──────── INFORMATION SUPPLIED ────────

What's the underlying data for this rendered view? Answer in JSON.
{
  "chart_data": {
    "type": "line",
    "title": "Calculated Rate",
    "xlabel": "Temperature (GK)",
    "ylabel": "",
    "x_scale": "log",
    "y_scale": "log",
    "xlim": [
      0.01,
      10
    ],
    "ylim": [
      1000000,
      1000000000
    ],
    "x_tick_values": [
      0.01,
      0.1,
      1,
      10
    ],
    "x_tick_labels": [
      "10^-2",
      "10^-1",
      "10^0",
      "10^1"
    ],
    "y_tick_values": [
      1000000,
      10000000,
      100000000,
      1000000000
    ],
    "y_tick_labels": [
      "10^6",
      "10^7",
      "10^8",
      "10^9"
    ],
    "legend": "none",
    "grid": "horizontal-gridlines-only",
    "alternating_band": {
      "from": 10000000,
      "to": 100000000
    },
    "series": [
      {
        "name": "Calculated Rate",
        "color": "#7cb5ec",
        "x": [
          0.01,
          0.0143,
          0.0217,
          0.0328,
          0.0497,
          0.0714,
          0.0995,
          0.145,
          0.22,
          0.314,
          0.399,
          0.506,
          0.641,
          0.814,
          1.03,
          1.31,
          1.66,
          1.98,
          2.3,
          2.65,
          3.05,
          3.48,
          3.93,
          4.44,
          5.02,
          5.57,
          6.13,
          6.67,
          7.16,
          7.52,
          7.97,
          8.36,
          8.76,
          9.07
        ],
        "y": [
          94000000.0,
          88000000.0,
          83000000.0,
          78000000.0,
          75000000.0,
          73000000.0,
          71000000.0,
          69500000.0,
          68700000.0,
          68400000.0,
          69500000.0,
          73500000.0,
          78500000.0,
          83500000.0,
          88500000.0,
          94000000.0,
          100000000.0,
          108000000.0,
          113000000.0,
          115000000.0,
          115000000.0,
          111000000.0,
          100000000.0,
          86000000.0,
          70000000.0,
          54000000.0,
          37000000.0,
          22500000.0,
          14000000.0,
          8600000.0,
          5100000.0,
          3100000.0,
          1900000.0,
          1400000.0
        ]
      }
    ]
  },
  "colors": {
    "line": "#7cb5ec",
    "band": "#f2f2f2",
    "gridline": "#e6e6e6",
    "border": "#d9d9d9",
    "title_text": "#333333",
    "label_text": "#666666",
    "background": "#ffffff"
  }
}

────────

WORK REQUIRED ▸
Whichever lines contain the string "Rate", select and copy them.

RESULT FOR THIS EXERCISE ▸
    "title": "Calculated Rate",
        "name": "Calculated Rate",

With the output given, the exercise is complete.